▶ [EXCERPTED DATA]

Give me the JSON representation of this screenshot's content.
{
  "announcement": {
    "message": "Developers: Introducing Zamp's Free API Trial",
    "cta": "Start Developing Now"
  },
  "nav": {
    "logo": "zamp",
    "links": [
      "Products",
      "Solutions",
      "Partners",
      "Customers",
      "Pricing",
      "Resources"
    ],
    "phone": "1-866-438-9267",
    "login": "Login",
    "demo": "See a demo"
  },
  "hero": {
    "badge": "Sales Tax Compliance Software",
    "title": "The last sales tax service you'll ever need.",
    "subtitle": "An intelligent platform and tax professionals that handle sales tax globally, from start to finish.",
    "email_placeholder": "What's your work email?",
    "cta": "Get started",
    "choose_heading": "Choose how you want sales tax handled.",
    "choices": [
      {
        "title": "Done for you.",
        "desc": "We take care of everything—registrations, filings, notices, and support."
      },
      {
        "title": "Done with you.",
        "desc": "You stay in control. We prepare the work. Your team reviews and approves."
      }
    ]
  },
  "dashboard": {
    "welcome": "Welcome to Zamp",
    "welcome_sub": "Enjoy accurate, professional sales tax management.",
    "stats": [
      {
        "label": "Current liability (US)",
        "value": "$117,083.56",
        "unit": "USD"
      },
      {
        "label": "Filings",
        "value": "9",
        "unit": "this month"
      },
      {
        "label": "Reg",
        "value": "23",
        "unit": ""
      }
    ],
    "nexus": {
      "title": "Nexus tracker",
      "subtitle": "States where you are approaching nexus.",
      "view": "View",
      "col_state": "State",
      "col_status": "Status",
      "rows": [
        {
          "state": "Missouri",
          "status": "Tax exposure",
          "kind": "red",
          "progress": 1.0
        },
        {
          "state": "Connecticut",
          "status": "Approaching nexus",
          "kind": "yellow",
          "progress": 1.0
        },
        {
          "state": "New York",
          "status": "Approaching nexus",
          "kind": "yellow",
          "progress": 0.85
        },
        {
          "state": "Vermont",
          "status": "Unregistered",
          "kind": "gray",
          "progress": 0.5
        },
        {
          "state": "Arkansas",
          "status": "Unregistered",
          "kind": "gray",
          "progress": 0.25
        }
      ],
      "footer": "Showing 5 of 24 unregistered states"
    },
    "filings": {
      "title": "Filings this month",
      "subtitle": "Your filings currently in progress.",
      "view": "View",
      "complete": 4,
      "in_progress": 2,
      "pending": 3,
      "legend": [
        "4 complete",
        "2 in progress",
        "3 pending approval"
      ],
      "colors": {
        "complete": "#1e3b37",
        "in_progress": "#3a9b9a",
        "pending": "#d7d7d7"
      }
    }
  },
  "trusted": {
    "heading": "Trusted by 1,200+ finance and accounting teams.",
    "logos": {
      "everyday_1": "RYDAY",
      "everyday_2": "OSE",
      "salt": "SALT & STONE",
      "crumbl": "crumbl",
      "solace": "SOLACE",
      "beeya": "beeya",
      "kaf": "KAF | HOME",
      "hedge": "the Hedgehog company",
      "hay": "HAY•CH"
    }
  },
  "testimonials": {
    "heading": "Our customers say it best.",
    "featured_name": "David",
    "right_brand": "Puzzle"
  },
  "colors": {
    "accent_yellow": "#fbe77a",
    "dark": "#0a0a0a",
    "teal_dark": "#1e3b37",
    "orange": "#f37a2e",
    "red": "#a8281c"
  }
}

▶ [STATED EXERCISE] All of the data above should be transcribed exactly.

▶ [COMPLETE ANSWER]
Give me the JSON representation of this screenshot's content.
{
  "announcement": {
    "message": "Developers: Introducing Zamp's Free API Trial",
    "cta": "Start Developing Now"
  },
  "nav": {
    "logo": "zamp",
    "links": [
      "Products",
      "Solutions",
      "Partners",
      "Customers",
      "Pricing",
      "Resources"
    ],
    "phone": "1-866-438-9267",
    "login": "Login",
    "demo": "See a demo"
  },
  "hero": {
    "badge": "Sales Tax Compliance Software",
    "title": "The last sales tax service you'll ever need.",
    "subtitle": "An intelligent platform and tax professionals that handle sales tax globally, from start to finish.",
    "email_placeholder": "What's your work email?",
    "cta": "Get started",
    "choose_heading": "Choose how you want sales tax handled.",
    "choices": [
      {
        "title": "Done for you.",
        "desc": "We take care of everything—registrations, filings, notices, and support."
      },
      {
        "title": "Done with you.",
        "desc": "You stay in control. We prepare the work. Your team reviews and approves."
      }
    ]
  },
  "dashboard": {
    "welcome": "Welcome to Zamp",
    "welcome_sub": "Enjoy accurate, professional sales tax management.",
    "stats": [
      {
        "label": "Current liability (US)",
        "value": "$117,083.56",
        "unit": "USD"
      },
      {
        "label": "Filings",
        "value": "9",
        "unit": "this month"
      },
      {
        "label": "Reg",
        "value": "23",
        "unit": ""
      }
    ],
    "nexus": {
      "title": "Nexus tracker",
      "subtitle": "States where you are approaching nexus.",
      "view": "View",
      "col_state": "State",
      "col_status": "Status",
      "rows": [
        {
          "state": "Missouri",
          "status": "Tax exposure",
          "kind": "red",
          "progress": 1.0
        },
        {
          "state": "Connecticut",
          "status": "Approaching nexus",
          "kind": "yellow",
          "progress": 1.0
        },
        {
          "state": "New York",
          "status": "Approaching nexus",
          "kind": "yellow",
          "progress": 0.85
        },
        {
          "state": "Vermont",
          "status": "Unregistered",
          "kind": "gray",
          "progress": 0.5
        },
        {
          "state": "Arkansas",
          "status": "Unregistered",
          "kind": "gray",
          "progress": 0.25
        }
      ],
      "footer": "Showing 5 of 24 unregistered states"
    },
    "filings": {
      "title": "Filings this month",
      "subtitle": "Your filings currently in progress.",
      "view": "View",
      "complete": 4,
      "in_progress": 2,
      "pending": 3,
      "legend": [
        "4 complete",
        "2 in progress",
        "3 pending approval"
      ],
      "colors": {
        "complete": "#1e3b37",
        "in_progress": "#3a9b9a",
        "pending": "#d7d7d7"
      }
    }
  },
  "trusted": {
    "heading": "Trusted by 1,200+ finance and accounting teams.",
    "logos": {
      "everyday_1": "RYDAY",
      "everyday_2": "OSE",
      "salt": "SALT & STONE",
      "crumbl": "crumbl",
      "solace": "SOLACE",
      "beeya": "beeya",
      "kaf": "KAF | HOME",
      "hedge": "the Hedgehog company",
      "hay": "HAY•CH"
    }
  },
  "testimonials": {
    "heading": "Our customers say it best.",
    "featured_name": "David",
    "right_brand": "Puzzle"
  },
  "colors": {
    "accent_yellow": "#fbe77a",
    "dark": "#0a0a0a",
    "teal_dark": "#1e3b37",
    "orange": "#f37a2e",
    "red": "#a8281c"
  }
}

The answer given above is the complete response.